What you should do:
Find the word "Chích" in the records below. List each line containing it.

··· Task input ···

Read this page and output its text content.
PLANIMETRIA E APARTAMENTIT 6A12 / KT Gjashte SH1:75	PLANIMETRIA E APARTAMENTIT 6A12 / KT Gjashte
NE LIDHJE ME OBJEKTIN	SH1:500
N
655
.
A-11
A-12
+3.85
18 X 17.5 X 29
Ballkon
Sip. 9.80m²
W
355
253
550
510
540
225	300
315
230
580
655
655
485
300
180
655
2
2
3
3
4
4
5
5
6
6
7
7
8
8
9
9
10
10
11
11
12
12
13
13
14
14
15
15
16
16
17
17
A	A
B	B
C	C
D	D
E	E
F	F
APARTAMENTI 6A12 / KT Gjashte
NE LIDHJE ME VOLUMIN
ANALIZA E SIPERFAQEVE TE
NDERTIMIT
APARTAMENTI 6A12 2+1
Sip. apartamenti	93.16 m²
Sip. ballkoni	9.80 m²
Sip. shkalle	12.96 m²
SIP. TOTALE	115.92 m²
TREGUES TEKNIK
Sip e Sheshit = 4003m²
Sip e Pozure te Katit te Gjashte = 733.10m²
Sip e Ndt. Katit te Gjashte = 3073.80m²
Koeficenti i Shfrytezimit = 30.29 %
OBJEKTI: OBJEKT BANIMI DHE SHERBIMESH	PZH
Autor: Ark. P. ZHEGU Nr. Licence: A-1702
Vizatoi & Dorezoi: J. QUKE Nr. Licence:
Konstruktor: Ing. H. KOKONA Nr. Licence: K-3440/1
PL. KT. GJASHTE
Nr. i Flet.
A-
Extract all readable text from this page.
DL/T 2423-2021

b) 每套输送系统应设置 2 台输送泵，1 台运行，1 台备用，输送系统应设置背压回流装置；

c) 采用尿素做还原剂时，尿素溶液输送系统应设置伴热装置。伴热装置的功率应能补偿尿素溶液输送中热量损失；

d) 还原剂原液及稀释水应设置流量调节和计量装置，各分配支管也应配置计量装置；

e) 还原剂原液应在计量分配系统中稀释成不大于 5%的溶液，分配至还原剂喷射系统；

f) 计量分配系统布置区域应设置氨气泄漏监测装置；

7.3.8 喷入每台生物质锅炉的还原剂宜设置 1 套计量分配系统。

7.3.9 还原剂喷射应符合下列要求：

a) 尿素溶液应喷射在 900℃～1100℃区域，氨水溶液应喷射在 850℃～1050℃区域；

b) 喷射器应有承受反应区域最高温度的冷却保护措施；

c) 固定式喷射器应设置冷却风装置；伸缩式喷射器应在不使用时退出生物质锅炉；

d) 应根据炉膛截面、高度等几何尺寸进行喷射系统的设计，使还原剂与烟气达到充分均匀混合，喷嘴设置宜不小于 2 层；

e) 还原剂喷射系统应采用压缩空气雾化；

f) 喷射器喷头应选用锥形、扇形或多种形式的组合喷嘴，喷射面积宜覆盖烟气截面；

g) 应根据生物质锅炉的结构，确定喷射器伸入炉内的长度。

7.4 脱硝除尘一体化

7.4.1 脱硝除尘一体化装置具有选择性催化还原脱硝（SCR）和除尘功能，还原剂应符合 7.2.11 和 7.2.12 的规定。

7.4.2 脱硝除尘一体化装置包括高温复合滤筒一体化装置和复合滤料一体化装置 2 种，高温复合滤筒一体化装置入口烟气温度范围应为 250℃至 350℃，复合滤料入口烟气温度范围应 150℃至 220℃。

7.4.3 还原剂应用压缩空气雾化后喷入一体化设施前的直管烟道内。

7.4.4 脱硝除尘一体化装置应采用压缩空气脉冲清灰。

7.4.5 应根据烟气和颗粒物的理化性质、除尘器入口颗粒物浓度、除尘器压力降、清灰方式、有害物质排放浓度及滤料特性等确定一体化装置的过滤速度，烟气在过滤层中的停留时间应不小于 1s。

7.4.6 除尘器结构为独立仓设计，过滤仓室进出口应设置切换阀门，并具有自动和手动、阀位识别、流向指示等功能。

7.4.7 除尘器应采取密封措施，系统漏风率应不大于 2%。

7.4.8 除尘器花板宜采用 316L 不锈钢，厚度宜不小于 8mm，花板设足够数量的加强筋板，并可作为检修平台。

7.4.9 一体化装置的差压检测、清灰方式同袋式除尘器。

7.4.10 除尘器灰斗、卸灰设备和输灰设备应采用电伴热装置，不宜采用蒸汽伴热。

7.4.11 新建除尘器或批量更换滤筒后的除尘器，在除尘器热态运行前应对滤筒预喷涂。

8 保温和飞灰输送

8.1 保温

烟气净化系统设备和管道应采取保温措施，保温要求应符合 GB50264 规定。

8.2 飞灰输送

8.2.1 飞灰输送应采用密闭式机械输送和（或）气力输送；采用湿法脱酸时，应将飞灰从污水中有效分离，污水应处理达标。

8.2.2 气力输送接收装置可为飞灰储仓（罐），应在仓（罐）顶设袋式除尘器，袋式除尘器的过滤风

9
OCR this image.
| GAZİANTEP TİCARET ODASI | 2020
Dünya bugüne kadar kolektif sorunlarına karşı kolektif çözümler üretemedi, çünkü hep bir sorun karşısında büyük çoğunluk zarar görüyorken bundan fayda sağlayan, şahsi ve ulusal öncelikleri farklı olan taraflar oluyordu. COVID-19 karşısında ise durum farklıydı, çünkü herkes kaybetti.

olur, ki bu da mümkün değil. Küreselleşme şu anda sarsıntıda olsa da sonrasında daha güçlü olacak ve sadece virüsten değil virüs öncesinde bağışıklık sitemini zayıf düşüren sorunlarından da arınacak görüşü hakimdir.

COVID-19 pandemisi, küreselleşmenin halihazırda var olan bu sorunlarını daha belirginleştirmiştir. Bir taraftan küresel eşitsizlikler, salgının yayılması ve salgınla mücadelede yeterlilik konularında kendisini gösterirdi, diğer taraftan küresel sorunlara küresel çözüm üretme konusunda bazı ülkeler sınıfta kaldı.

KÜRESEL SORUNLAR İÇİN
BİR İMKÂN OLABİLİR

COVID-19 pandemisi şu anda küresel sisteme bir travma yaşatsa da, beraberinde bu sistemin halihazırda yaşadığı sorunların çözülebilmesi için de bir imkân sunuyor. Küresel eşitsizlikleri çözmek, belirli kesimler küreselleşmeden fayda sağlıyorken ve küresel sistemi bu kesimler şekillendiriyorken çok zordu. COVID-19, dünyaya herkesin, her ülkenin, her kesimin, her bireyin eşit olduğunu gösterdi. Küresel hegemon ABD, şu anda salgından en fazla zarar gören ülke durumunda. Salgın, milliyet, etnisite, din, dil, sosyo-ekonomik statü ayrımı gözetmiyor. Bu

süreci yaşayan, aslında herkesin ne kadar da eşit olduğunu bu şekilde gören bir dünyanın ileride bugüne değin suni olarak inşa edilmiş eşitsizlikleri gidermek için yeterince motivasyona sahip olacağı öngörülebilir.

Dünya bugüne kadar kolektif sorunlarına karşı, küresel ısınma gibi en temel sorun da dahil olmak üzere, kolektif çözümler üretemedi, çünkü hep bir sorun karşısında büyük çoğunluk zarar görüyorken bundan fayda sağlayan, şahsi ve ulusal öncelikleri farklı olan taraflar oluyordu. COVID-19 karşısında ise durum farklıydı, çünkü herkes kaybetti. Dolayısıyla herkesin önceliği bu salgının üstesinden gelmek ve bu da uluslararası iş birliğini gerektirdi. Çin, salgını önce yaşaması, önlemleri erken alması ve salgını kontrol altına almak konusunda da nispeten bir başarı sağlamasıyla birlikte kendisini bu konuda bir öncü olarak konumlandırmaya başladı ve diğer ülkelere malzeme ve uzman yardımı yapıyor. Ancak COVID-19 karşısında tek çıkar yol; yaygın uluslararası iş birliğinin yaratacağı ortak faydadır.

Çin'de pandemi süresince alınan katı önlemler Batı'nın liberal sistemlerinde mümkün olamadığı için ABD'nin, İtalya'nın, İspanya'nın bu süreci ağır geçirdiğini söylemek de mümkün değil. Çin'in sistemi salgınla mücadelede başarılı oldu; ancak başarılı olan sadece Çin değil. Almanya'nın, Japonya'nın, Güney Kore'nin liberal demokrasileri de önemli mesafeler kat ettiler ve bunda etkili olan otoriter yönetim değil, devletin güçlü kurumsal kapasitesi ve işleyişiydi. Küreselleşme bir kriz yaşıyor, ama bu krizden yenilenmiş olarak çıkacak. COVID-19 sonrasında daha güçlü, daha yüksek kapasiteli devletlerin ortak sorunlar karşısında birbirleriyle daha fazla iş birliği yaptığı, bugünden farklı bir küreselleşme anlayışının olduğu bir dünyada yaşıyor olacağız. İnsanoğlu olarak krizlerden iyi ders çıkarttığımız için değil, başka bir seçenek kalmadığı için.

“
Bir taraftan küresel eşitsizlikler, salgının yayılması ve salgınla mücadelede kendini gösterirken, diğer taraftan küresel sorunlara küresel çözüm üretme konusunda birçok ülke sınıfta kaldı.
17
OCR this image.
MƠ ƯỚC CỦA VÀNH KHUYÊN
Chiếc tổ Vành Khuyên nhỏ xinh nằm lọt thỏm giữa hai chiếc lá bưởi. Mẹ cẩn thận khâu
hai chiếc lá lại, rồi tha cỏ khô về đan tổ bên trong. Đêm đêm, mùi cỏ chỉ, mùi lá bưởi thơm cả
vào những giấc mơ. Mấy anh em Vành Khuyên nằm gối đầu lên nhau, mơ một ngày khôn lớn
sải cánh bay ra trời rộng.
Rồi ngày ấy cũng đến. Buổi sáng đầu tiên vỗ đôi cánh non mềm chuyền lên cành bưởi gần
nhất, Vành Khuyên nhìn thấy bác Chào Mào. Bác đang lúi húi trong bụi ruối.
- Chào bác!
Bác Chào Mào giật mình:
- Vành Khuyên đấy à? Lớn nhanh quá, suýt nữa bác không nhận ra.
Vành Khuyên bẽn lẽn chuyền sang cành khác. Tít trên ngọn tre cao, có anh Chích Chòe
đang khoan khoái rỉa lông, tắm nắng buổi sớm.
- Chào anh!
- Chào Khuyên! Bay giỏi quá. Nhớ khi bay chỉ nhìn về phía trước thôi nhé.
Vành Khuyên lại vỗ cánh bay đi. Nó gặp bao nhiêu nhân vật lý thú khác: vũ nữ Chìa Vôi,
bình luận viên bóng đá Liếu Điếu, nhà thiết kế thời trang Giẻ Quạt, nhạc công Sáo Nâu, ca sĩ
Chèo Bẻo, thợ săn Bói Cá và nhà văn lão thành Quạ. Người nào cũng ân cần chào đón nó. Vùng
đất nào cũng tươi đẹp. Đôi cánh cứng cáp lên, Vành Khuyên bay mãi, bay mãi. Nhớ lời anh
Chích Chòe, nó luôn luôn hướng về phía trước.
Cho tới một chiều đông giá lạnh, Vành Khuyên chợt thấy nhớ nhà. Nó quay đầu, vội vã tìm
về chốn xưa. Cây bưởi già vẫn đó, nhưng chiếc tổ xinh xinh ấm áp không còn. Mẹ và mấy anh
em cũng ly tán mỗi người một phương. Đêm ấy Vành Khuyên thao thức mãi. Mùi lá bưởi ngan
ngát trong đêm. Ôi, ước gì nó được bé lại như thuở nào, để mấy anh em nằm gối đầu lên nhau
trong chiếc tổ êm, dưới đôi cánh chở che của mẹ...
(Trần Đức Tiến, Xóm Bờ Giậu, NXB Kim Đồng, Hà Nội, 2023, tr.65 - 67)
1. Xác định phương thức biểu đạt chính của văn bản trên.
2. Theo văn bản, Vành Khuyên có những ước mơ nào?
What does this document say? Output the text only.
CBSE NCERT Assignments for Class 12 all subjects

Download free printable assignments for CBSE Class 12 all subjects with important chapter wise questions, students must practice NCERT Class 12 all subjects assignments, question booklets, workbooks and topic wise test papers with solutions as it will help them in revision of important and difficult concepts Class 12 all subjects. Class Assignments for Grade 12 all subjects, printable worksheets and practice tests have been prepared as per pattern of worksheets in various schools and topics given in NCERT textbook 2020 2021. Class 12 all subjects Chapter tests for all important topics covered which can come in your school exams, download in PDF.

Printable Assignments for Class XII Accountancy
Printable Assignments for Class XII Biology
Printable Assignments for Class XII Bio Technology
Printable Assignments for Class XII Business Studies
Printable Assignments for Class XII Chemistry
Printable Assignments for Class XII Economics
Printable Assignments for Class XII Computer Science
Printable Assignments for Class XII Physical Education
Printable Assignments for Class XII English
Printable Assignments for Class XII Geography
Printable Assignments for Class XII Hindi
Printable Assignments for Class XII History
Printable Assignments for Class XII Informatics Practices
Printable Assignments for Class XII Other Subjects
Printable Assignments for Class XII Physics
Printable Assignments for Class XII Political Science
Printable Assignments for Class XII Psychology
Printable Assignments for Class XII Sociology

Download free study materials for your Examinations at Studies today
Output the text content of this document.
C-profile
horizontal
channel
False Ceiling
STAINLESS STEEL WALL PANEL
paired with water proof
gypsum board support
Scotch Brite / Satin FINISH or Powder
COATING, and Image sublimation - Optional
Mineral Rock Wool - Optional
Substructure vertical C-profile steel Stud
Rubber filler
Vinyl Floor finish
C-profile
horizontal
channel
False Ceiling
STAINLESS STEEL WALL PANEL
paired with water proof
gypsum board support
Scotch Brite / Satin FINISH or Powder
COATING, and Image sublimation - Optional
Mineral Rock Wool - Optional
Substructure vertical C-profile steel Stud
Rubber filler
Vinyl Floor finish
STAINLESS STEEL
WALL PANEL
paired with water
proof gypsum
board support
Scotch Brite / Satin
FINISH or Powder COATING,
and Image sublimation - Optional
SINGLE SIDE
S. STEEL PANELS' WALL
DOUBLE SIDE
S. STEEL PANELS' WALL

···

Answer:
Vành Khuyên bẽn lẽn chuyền sang cành khác. Tít trên ngọn tre cao, có anh Chích Chòe
Chích Chòe, nó luôn luôn hướng về phía trước.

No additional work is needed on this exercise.